_EXERCISE AIM_: Print the full listing exactly.
___ DATA FOR THIS EXERCISE
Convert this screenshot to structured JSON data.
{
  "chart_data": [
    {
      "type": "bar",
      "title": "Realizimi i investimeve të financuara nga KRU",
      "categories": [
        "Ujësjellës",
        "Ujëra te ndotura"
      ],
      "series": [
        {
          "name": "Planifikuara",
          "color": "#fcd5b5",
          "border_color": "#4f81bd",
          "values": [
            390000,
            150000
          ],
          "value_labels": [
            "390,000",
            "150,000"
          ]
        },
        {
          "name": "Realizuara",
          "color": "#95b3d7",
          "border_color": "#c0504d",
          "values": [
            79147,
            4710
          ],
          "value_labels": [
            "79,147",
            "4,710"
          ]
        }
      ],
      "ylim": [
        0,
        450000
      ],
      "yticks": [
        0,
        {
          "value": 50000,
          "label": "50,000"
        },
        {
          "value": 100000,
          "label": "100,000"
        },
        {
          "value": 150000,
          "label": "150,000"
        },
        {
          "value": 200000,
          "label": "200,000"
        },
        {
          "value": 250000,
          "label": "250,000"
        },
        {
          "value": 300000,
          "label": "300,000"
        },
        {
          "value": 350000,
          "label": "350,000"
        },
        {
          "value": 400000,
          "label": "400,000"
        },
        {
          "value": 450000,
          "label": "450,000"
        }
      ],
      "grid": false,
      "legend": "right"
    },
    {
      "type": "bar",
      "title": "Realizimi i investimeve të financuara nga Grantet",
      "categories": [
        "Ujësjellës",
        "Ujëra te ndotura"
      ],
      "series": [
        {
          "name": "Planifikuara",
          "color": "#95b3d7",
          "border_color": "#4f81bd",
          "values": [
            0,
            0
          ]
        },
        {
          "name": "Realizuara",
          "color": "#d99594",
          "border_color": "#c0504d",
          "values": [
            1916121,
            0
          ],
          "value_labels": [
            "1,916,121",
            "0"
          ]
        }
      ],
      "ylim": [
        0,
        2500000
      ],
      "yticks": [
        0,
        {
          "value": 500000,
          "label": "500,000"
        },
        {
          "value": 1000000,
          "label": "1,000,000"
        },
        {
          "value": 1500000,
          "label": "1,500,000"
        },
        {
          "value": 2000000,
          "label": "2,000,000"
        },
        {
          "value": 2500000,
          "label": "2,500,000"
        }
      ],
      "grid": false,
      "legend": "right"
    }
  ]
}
______
_TASK ANSWER_:
Convert this screenshot to structured JSON data.
{
  "chart_data": [
    {
      "type": "bar",
      "title": "Realizimi i investimeve të financuara nga KRU",
      "categories": [
        "Ujësjellës",
        "Ujëra te ndotura"
      ],
      "series": [
        {
          "name": "Planifikuara",
          "color": "#fcd5b5",
          "border_color": "#4f81bd",
          "values": [
            390000,
            150000
          ],
          "value_labels": [
            "390,000",
            "150,000"
          ]
        },
        {
          "name": "Realizuara",
          "color": "#95b3d7",
          "border_color": "#c0504d",
          "values": [
            79147,
            4710
          ],
          "value_labels": [
            "79,147",
            "4,710"
          ]
        }
      ],
      "ylim": [
        0,
        450000
      ],
      "yticks": [
        0,
        {
          "value": 50000,
          "label": "50,000"
        },
        {
          "value": 100000,
          "label": "100,000"
        },
        {
          "value": 150000,
          "label": "150,000"
        },
        {
          "value": 200000,
          "label": "200,000"
        },
        {
          "value": 250000,
          "label": "250,000"
        },
        {
          "value": 300000,
          "label": "300,000"
        },
        {
          "value": 350000,
          "label": "350,000"
        },
        {
          "value": 400000,
          "label": "400,000"
        },
        {
          "value": 450000,
          "label": "450,000"
        }
      ],
      "grid": false,
      "legend": "right"
    },
    {
      "type": "bar",
      "title": "Realizimi i investimeve të financuara nga Grantet",
      "categories": [
        "Ujësjellës",
        "Ujëra te ndotura"
      ],
      "series": [
        {
          "name": "Planifikuara",
          "color": "#95b3d7",
          "border_color": "#4f81bd",
          "values": [
            0,
            0
          ]
        },
        {
          "name": "Realizuara",
          "color": "#d99594",
          "border_color": "#c0504d",
          "values": [
            1916121,
            0
          ],
          "value_labels": [
            "1,916,121",
            "0"
          ]
        }
      ],
      "ylim": [
        0,
        2500000
      ],
      "yticks": [
        0,
        {
          "value": 500000,
          "label": "500,000"
        },
        {
          "value": 1000000,
          "label": "1,000,000"
        },
        {
          "value": 1500000,
          "label": "1,500,000"
        },
        {
          "value": 2000000,
          "label": "2,000,000"
        },
        {
          "value": 2500000,
          "label": "2,500,000"
        }
      ],
      "grid": false,
      "legend": "right"
    }
  ]
}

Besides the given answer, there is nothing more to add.